**Work instructions:**
Every entry should be repeated exactly. Omit the pictures.

**Data rows:**
┄┄┄┄┄┄
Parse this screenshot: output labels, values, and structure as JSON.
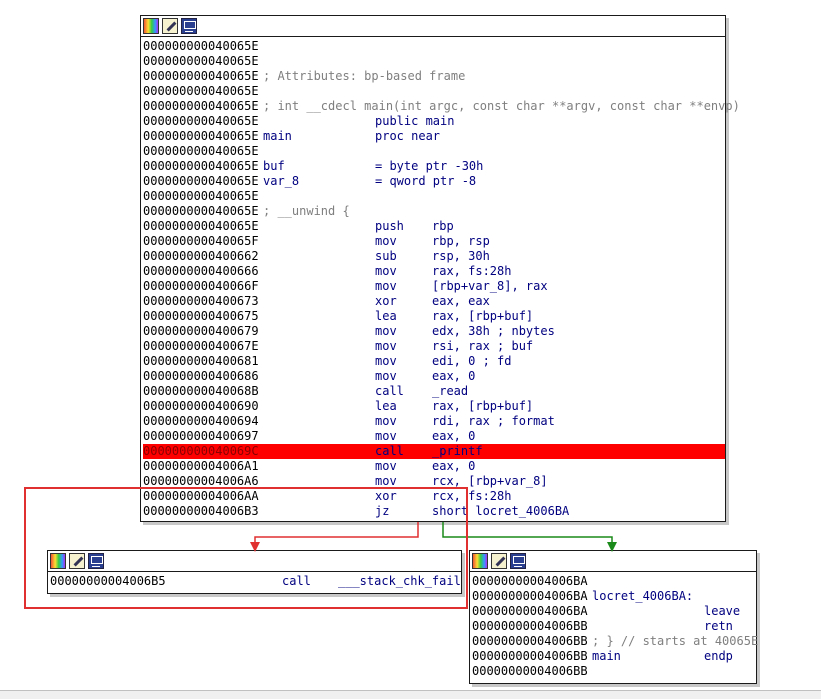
{
  "main_block": {
    "lines": [
      {
        "addr": "000000000040065E",
        "c1": "",
        "c2": "",
        "c3": ""
      },
      {
        "addr": "000000000040065E",
        "c1": "",
        "c2": "",
        "c3": ""
      },
      {
        "addr": "000000000040065E",
        "c1": "",
        "c2": "",
        "c3": "",
        "comment": "; Attributes: bp-based frame"
      },
      {
        "addr": "000000000040065E",
        "c1": "",
        "c2": "",
        "c3": ""
      },
      {
        "addr": "000000000040065E",
        "c1": "",
        "c2": "",
        "c3": "",
        "comment": "; int __cdecl main(int argc, const char **argv, const char **envp)"
      },
      {
        "addr": "000000000040065E",
        "c1": "",
        "c2": "public main",
        "c3": ""
      },
      {
        "addr": "000000000040065E",
        "c1": "main",
        "c2": "proc near",
        "c3": ""
      },
      {
        "addr": "000000000040065E",
        "c1": "",
        "c2": "",
        "c3": ""
      },
      {
        "addr": "000000000040065E",
        "c1": "buf",
        "c2": "= byte ptr -30h",
        "c3": ""
      },
      {
        "addr": "000000000040065E",
        "c1": "var_8",
        "c2": "= qword ptr -8",
        "c3": ""
      },
      {
        "addr": "000000000040065E",
        "c1": "",
        "c2": "",
        "c3": ""
      },
      {
        "addr": "000000000040065E",
        "c1": "",
        "c2": "",
        "c3": "",
        "comment": "; __unwind {"
      },
      {
        "addr": "000000000040065E",
        "c1": "",
        "c2": "push",
        "c3": "rbp"
      },
      {
        "addr": "000000000040065F",
        "c1": "",
        "c2": "mov",
        "c3": "rbp, rsp"
      },
      {
        "addr": "0000000000400662",
        "c1": "",
        "c2": "sub",
        "c3": "rsp, 30h"
      },
      {
        "addr": "0000000000400666",
        "c1": "",
        "c2": "mov",
        "c3": "rax, fs:28h"
      },
      {
        "addr": "000000000040066F",
        "c1": "",
        "c2": "mov",
        "c3": "[rbp+var_8], rax"
      },
      {
        "addr": "0000000000400673",
        "c1": "",
        "c2": "xor",
        "c3": "eax, eax"
      },
      {
        "addr": "0000000000400675",
        "c1": "",
        "c2": "lea",
        "c3": "rax, [rbp+buf]"
      },
      {
        "addr": "0000000000400679",
        "c1": "",
        "c2": "mov",
        "c3": "edx, 38h ; nbytes"
      },
      {
        "addr": "000000000040067E",
        "c1": "",
        "c2": "mov",
        "c3": "rsi, rax ; buf"
      },
      {
        "addr": "0000000000400681",
        "c1": "",
        "c2": "mov",
        "c3": "edi, 0 ; fd"
      },
      {
        "addr": "0000000000400686",
        "c1": "",
        "c2": "mov",
        "c3": "eax, 0"
      },
      {
        "addr": "000000000040068B",
        "c1": "",
        "c2": "call",
        "c3": "_read"
      },
      {
        "addr": "0000000000400690",
        "c1": "",
        "c2": "lea",
        "c3": "rax, [rbp+buf]"
      },
      {
        "addr": "0000000000400694",
        "c1": "",
        "c2": "mov",
        "c3": "rdi, rax ; format"
      },
      {
        "addr": "0000000000400697",
        "c1": "",
        "c2": "mov",
        "c3": "eax, 0"
      },
      {
        "addr": "000000000040069C",
        "c1": "",
        "c2": "call",
        "c3": "_printf",
        "highlight": true
      },
      {
        "addr": "00000000004006A1",
        "c1": "",
        "c2": "mov",
        "c3": "eax, 0"
      },
      {
        "addr": "00000000004006A6",
        "c1": "",
        "c2": "mov",
        "c3": "rcx, [rbp+var_8]"
      },
      {
        "addr": "00000000004006AA",
        "c1": "",
        "c2": "xor",
        "c3": "rcx, fs:28h"
      },
      {
        "addr": "00000000004006B3",
        "c1": "",
        "c2": "jz",
        "c3": "short locret_4006BA"
      }
    ]
  },
  "fail_block": {
    "lines": [
      {
        "addr": "00000000004006B5",
        "c2": "call",
        "c3": "___stack_chk_fail"
      }
    ]
  },
  "ret_block": {
    "lines": [
      {
        "addr": "00000000004006BA",
        "c1": "",
        "c2": "",
        "c3": ""
      },
      {
        "addr": "00000000004006BA",
        "c1": "locret_4006BA:",
        "c2": "",
        "c3": ""
      },
      {
        "addr": "00000000004006BA",
        "c1": "",
        "c2": "leave",
        "c3": ""
      },
      {
        "addr": "00000000004006BB",
        "c1": "",
        "c2": "retn",
        "c3": ""
      },
      {
        "addr": "00000000004006BB",
        "c1": "",
        "c2": "",
        "c3": "",
        "comment": "; } // starts at 40065E"
      },
      {
        "addr": "00000000004006BB",
        "c1": "main",
        "c2": "endp",
        "c3": ""
      },
      {
        "addr": "00000000004006BB",
        "c1": "",
        "c2": "",
        "c3": ""
      }
    ]
  },
  "icons": {
    "graph": "graph-colors-icon",
    "edit": "edit-pencil-icon",
    "group": "group-nodes-icon"
  },
  "colors": {
    "highlight": "#ff0000",
    "edge_false": "#e03030",
    "edge_true": "#1a8a1a",
    "selection": "#e03030",
    "code_text": "#000080",
    "comment": "#7f7f7f"
  }
}
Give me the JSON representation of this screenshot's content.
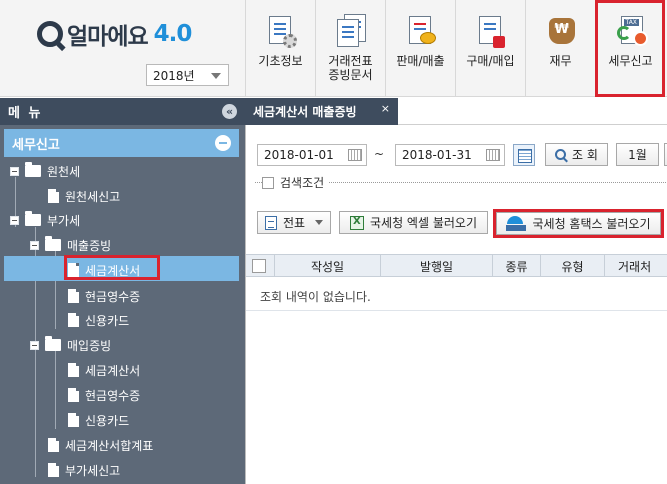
{
  "logo": {
    "name": "얼마에요",
    "version": "4.0"
  },
  "year": "2018년",
  "toolbar": {
    "items": [
      {
        "label": "기초정보"
      },
      {
        "label": "거래전표\n증빙문서"
      },
      {
        "label": "판매/매출"
      },
      {
        "label": "구매/매입"
      },
      {
        "label": "재무"
      },
      {
        "label": "세무신고"
      }
    ]
  },
  "sidebar": {
    "header": "메 뉴",
    "collapse": "«",
    "category": "세무신고",
    "tree": {
      "withholding": "원천세",
      "withholding_report": "원천세신고",
      "vat": "부가세",
      "sales_proof": "매출증빙",
      "sales_tax_invoice": "세금계산서",
      "sales_cash_receipt": "현금영수증",
      "sales_credit_card": "신용카드",
      "purchase_proof": "매입증빙",
      "purchase_tax_invoice": "세금계산서",
      "purchase_cash_receipt": "현금영수증",
      "purchase_credit_card": "신용카드",
      "tax_invoice_summary": "세금계산서합계표",
      "vat_report": "부가세신고"
    }
  },
  "tab": {
    "label": "세금계산서 매출증빙",
    "close": "×"
  },
  "filter": {
    "date_from": "2018-01-01",
    "tilde": "~",
    "date_to": "2018-01-31",
    "search_label": "조 회",
    "month_label": "1월",
    "condition_label": "검색조건"
  },
  "actions": {
    "voucher": "전표",
    "excel_import": "국세청 엑셀 불러오기",
    "hometax_import": "국세청 홈택스 불러오기"
  },
  "grid": {
    "columns": [
      "작성일",
      "발행일",
      "종류",
      "유형",
      "거래처"
    ],
    "empty_message": "조회 내역이 없습니다."
  },
  "colors": {
    "sidebar_bg": "#5d6978",
    "header_bg": "#3e4c5e",
    "selection": "#7bb7e3",
    "highlight": "#d9232e",
    "brand_blue": "#1f8fd9"
  }
}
┄┄┄┄┄┄
**Response for this exercise:**
Parse this screenshot: output labels, values, and structure as JSON.
{
  "main_block": {
    "lines": [
      {
        "addr": "000000000040065E",
        "c1": "",
        "c2": "",
        "c3": ""
      },
      {
        "addr": "000000000040065E",
        "c1": "",
        "c2": "",
        "c3": ""
      },
      {
        "addr": "000000000040065E",
        "c1": "",
        "c2": "",
        "c3": "",
        "comment": "; Attributes: bp-based frame"
      },
      {
        "addr": "000000000040065E",
        "c1": "",
        "c2": "",
        "c3": ""
      },
      {
        "addr": "000000000040065E",
        "c1": "",
        "c2": "",
        "c3": "",
        "comment": "; int __cdecl main(int argc, const char **argv, const char **envp)"
      },
      {
        "addr": "000000000040065E",
        "c1": "",
        "c2": "public main",
        "c3": ""
      },
      {
        "addr": "000000000040065E",
        "c1": "main",
        "c2": "proc near",
        "c3": ""
      },
      {
        "addr": "000000000040065E",
        "c1": "",
        "c2": "",
        "c3": ""
      },
      {
        "addr": "000000000040065E",
        "c1": "buf",
        "c2": "= byte ptr -30h",
        "c3": ""
      },
      {
        "addr": "000000000040065E",
        "c1": "var_8",
        "c2": "= qword ptr -8",
        "c3": ""
      },
      {
        "addr": "000000000040065E",
        "c1": "",
        "c2": "",
        "c3": ""
      },
      {
        "addr": "000000000040065E",
        "c1": "",
        "c2": "",
        "c3": "",
        "comment": "; __unwind {"
      },
      {
        "addr": "000000000040065E",
        "c1": "",
        "c2": "push",
        "c3": "rbp"
      },
      {
        "addr": "000000000040065F",
        "c1": "",
        "c2": "mov",
        "c3": "rbp, rsp"
      },
      {
        "addr": "0000000000400662",
        "c1": "",
        "c2": "sub",
        "c3": "rsp, 30h"
      },
      {
        "addr": "0000000000400666",
        "c1": "",
        "c2": "mov",
        "c3": "rax, fs:28h"
      },
      {
        "addr": "000000000040066F",
        "c1": "",
        "c2": "mov",
        "c3": "[rbp+var_8], rax"
      },
      {
        "addr": "0000000000400673",
        "c1": "",
        "c2": "xor",
        "c3": "eax, eax"
      },
      {
        "addr": "0000000000400675",
        "c1": "",
        "c2": "lea",
        "c3": "rax, [rbp+buf]"
      },
      {
        "addr": "0000000000400679",
        "c1": "",
        "c2": "mov",
        "c3": "edx, 38h ; nbytes"
      },
      {
        "addr": "000000000040067E",
        "c1": "",
        "c2": "mov",
        "c3": "rsi, rax ; buf"
      },
      {
        "addr": "0000000000400681",
        "c1": "",
        "c2": "mov",
        "c3": "edi, 0 ; fd"
      },
      {
        "addr": "0000000000400686",
        "c1": "",
        "c2": "mov",
        "c3": "eax, 0"
      },
      {
        "addr": "000000000040068B",
        "c1": "",
        "c2": "call",
        "c3": "_read"
      },
      {
        "addr": "0000000000400690",
        "c1": "",
        "c2": "lea",
        "c3": "rax, [rbp+buf]"
      },
      {
        "addr": "0000000000400694",
        "c1": "",
        "c2": "mov",
        "c3": "rdi, rax ; format"
      },
      {
        "addr": "0000000000400697",
        "c1": "",
        "c2": "mov",
        "c3": "eax, 0"
      },
      {
        "addr": "000000000040069C",
        "c1": "",
        "c2": "call",
        "c3": "_printf",
        "highlight": true
      },
      {
        "addr": "00000000004006A1",
        "c1": "",
        "c2": "mov",
        "c3": "eax, 0"
      },
      {
        "addr": "00000000004006A6",
        "c1": "",
        "c2": "mov",
        "c3": "rcx, [rbp+var_8]"
      },
      {
        "addr": "00000000004006AA",
        "c1": "",
        "c2": "xor",
        "c3": "rcx, fs:28h"
      },
      {
        "addr": "00000000004006B3",
        "c1": "",
        "c2": "jz",
        "c3": "short locret_4006BA"
      }
    ]
  },
  "fail_block": {
    "lines": [
      {
        "addr": "00000000004006B5",
        "c2": "call",
        "c3": "___stack_chk_fail"
      }
    ]
  },
  "ret_block": {
    "lines": [
      {
        "addr": "00000000004006BA",
        "c1": "",
        "c2": "",
        "c3": ""
      },
      {
        "addr": "00000000004006BA",
        "c1": "locret_4006BA:",
        "c2": "",
        "c3": ""
      },
      {
        "addr": "00000000004006BA",
        "c1": "",
        "c2": "leave",
        "c3": ""
      },
      {
        "addr": "00000000004006BB",
        "c1": "",
        "c2": "retn",
        "c3": ""
      },
      {
        "addr": "00000000004006BB",
        "c1": "",
        "c2": "",
        "c3": "",
        "comment": "; } // starts at 40065E"
      },
      {
        "addr": "00000000004006BB",
        "c1": "main",
        "c2": "endp",
        "c3": ""
      },
      {
        "addr": "00000000004006BB",
        "c1": "",
        "c2": "",
        "c3": ""
      }
    ]
  },
  "icons": {
    "graph": "graph-colors-icon",
    "edit": "edit-pencil-icon",
    "group": "group-nodes-icon"
  },
  "colors": {
    "highlight": "#ff0000",
    "edge_false": "#e03030",
    "edge_true": "#1a8a1a",
    "selection": "#e03030",
    "code_text": "#000080",
    "comment": "#7f7f7f"
  }
}
Give me the JSON representation of this screenshot's content.
{
  "logo": {
    "name": "얼마에요",
    "version": "4.0"
  },
  "year": "2018년",
  "toolbar": {
    "items": [
      {
        "label": "기초정보"
      },
      {
        "label": "거래전표\n증빙문서"
      },
      {
        "label": "판매/매출"
      },
      {
        "label": "구매/매입"
      },
      {
        "label": "재무"
      },
      {
        "label": "세무신고"
      }
    ]
  },
  "sidebar": {
    "header": "메 뉴",
    "collapse": "«",
    "category": "세무신고",
    "tree": {
      "withholding": "원천세",
      "withholding_report": "원천세신고",
      "vat": "부가세",
      "sales_proof": "매출증빙",
      "sales_tax_invoice": "세금계산서",
      "sales_cash_receipt": "현금영수증",
      "sales_credit_card": "신용카드",
      "purchase_proof": "매입증빙",
      "purchase_tax_invoice": "세금계산서",
      "purchase_cash_receipt": "현금영수증",
      "purchase_credit_card": "신용카드",
      "tax_invoice_summary": "세금계산서합계표",
      "vat_report": "부가세신고"
    }
  },
  "tab": {
    "label": "세금계산서 매출증빙",
    "close": "×"
  },
  "filter": {
    "date_from": "2018-01-01",
    "tilde": "~",
    "date_to": "2018-01-31",
    "search_label": "조 회",
    "month_label": "1월",
    "condition_label": "검색조건"
  },
  "actions": {
    "voucher": "전표",
    "excel_import": "국세청 엑셀 불러오기",
    "hometax_import": "국세청 홈택스 불러오기"
  },
  "grid": {
    "columns": [
      "작성일",
      "발행일",
      "종류",
      "유형",
      "거래처"
    ],
    "empty_message": "조회 내역이 없습니다."
  },
  "colors": {
    "sidebar_bg": "#5d6978",
    "header_bg": "#3e4c5e",
    "selection": "#7bb7e3",
    "highlight": "#d9232e",
    "brand_blue": "#1f8fd9"
  }
}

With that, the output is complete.